start Input
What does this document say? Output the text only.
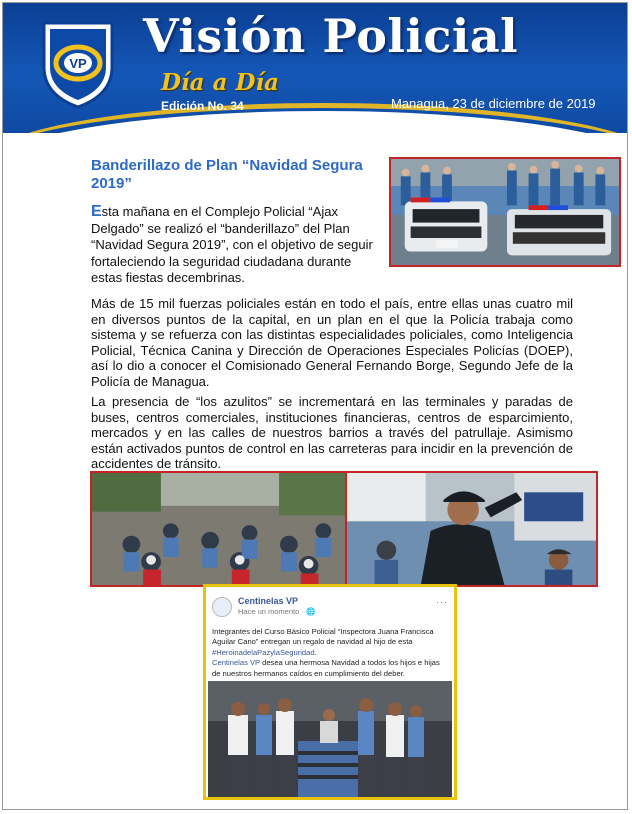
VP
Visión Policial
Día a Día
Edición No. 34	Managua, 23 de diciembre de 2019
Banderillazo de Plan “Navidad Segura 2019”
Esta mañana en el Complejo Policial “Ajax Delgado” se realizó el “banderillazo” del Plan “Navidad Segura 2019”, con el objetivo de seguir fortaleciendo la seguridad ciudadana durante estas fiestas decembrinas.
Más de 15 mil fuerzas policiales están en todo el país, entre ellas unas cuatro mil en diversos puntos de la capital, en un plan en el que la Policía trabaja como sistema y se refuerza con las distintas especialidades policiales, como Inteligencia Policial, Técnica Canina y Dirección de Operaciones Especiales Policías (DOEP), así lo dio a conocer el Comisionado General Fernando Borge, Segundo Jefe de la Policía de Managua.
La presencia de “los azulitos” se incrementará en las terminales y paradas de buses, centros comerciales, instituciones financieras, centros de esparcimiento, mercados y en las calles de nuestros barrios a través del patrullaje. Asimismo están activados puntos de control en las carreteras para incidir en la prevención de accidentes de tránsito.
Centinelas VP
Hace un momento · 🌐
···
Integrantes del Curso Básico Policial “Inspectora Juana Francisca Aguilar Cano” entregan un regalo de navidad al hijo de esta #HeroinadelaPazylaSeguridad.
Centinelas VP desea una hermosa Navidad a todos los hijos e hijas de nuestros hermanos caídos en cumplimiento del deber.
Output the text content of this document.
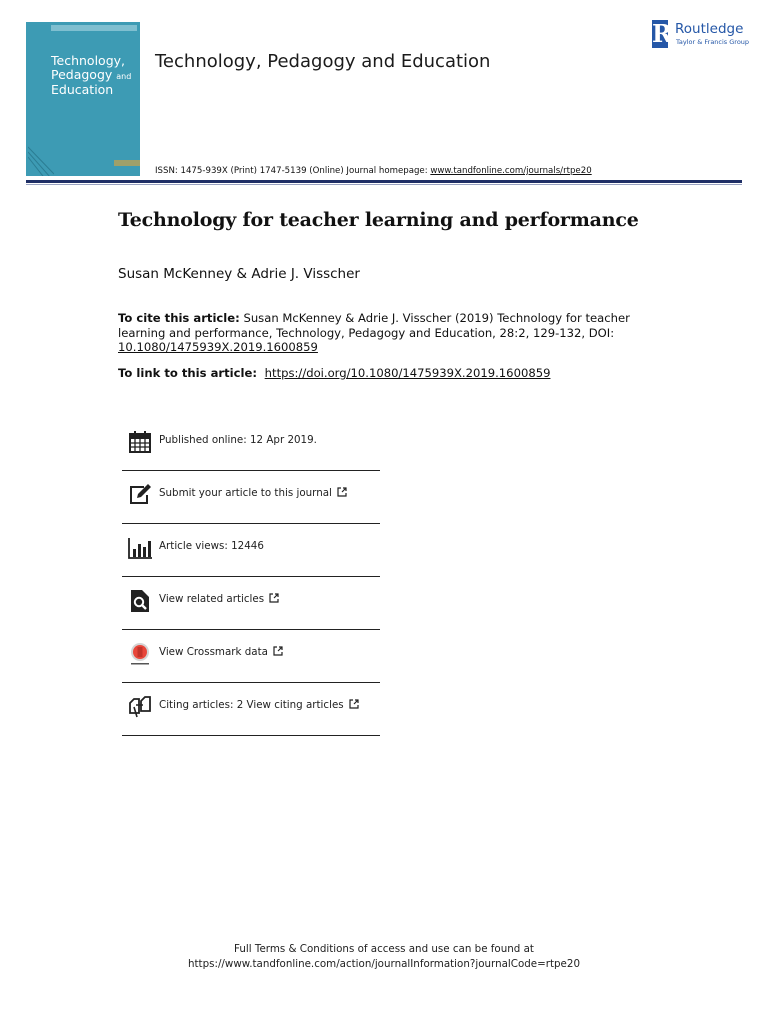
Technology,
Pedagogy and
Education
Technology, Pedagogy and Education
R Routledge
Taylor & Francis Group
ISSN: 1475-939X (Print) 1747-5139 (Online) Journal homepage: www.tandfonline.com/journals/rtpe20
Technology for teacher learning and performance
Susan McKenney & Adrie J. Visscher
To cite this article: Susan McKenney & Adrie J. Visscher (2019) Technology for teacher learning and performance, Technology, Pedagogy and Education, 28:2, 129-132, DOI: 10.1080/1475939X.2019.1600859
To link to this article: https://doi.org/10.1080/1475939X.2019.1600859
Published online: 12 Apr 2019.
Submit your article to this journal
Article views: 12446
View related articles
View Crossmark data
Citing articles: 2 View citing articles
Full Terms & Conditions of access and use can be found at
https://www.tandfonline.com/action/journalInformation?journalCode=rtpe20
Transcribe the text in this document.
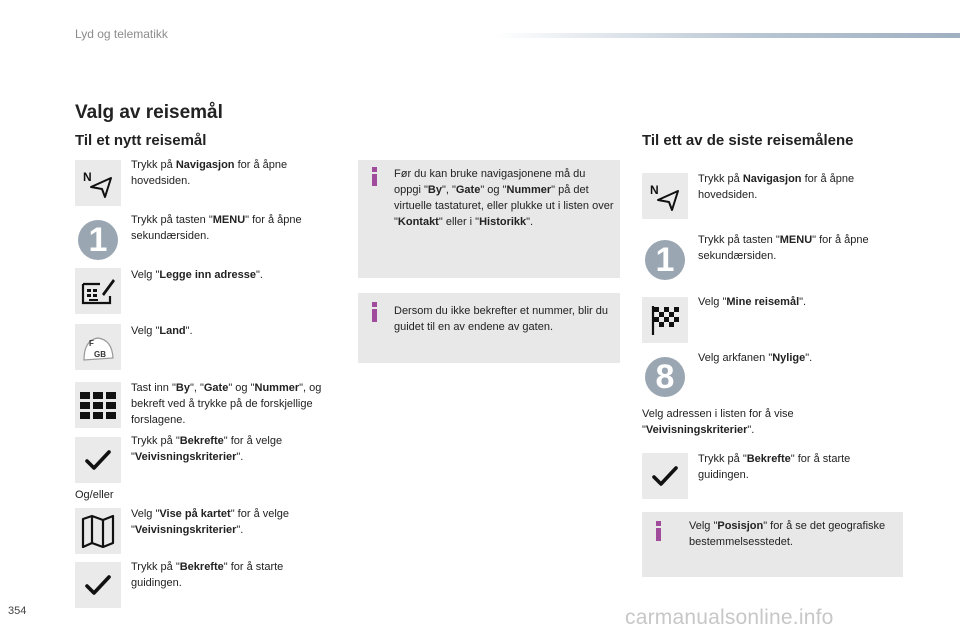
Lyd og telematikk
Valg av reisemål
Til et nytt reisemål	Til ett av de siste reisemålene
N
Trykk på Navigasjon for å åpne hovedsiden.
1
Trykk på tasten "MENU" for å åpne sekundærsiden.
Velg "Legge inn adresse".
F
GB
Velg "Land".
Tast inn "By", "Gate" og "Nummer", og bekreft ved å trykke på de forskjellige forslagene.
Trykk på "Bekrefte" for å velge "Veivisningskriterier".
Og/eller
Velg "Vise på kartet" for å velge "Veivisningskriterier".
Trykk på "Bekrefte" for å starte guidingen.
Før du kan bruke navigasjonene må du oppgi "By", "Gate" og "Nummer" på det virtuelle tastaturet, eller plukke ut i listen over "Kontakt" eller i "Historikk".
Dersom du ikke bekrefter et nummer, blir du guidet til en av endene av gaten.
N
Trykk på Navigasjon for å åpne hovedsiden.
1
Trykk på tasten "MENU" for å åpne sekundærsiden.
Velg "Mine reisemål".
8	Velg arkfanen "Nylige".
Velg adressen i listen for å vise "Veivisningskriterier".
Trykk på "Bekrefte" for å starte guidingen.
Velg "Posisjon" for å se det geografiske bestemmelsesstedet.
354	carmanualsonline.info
end Input
* What you need to do: Copy out all of the data word for word. Do not carry over any picture.

* Result of the exercise:
What does this document say? Output the text only.
VP
Visión Policial
Día a Día
Edición No. 34	Managua, 23 de diciembre de 2019
Banderillazo de Plan “Navidad Segura 2019”
Esta mañana en el Complejo Policial “Ajax Delgado” se realizó el “banderillazo” del Plan “Navidad Segura 2019”, con el objetivo de seguir fortaleciendo la seguridad ciudadana durante estas fiestas decembrinas.
Más de 15 mil fuerzas policiales están en todo el país, entre ellas unas cuatro mil en diversos puntos de la capital, en un plan en el que la Policía trabaja como sistema y se refuerza con las distintas especialidades policiales, como Inteligencia Policial, Técnica Canina y Dirección de Operaciones Especiales Policías (DOEP), así lo dio a conocer el Comisionado General Fernando Borge, Segundo Jefe de la Policía de Managua.
La presencia de “los azulitos” se incrementará en las terminales y paradas de buses, centros comerciales, instituciones financieras, centros de esparcimiento, mercados y en las calles de nuestros barrios a través del patrullaje. Asimismo están activados puntos de control en las carreteras para incidir en la prevención de accidentes de tránsito.
Centinelas VP
Hace un momento · 🌐
···
Integrantes del Curso Básico Policial “Inspectora Juana Francisca Aguilar Cano” entregan un regalo de navidad al hijo de esta #HeroinadelaPazylaSeguridad.
Centinelas VP desea una hermosa Navidad a todos los hijos e hijas de nuestros hermanos caídos en cumplimiento del deber.
Output the text content of this document.
Technology,
Pedagogy and
Education
Technology, Pedagogy and Education
R Routledge
Taylor & Francis Group
ISSN: 1475-939X (Print) 1747-5139 (Online) Journal homepage: www.tandfonline.com/journals/rtpe20
Technology for teacher learning and performance
Susan McKenney & Adrie J. Visscher
To cite this article: Susan McKenney & Adrie J. Visscher (2019) Technology for teacher learning and performance, Technology, Pedagogy and Education, 28:2, 129-132, DOI: 10.1080/1475939X.2019.1600859
To link to this article: https://doi.org/10.1080/1475939X.2019.1600859
Published online: 12 Apr 2019.
Submit your article to this journal
Article views: 12446
View related articles
View Crossmark data
Citing articles: 2 View citing articles
Full Terms & Conditions of access and use can be found at
https://www.tandfonline.com/action/journalInformation?journalCode=rtpe20
Transcribe the text in this document.
Lyd og telematikk
Valg av reisemål
Til et nytt reisemål	Til ett av de siste reisemålene
N
Trykk på Navigasjon for å åpne hovedsiden.
1
Trykk på tasten "MENU" for å åpne sekundærsiden.
Velg "Legge inn adresse".
F
GB
Velg "Land".
Tast inn "By", "Gate" og "Nummer", og bekreft ved å trykke på de forskjellige forslagene.
Trykk på "Bekrefte" for å velge "Veivisningskriterier".
Og/eller
Velg "Vise på kartet" for å velge "Veivisningskriterier".
Trykk på "Bekrefte" for å starte guidingen.
Før du kan bruke navigasjonene må du oppgi "By", "Gate" og "Nummer" på det virtuelle tastaturet, eller plukke ut i listen over "Kontakt" eller i "Historikk".
Dersom du ikke bekrefter et nummer, blir du guidet til en av endene av gaten.
N
Trykk på Navigasjon for å åpne hovedsiden.
1
Trykk på tasten "MENU" for å åpne sekundærsiden.
Velg "Mine reisemål".
8	Velg arkfanen "Nylige".
Velg adressen i listen for å vise "Veivisningskriterier".
Trykk på "Bekrefte" for å starte guidingen.
Velg "Posisjon" for å se det geografiske bestemmelsesstedet.
354	carmanualsonline.info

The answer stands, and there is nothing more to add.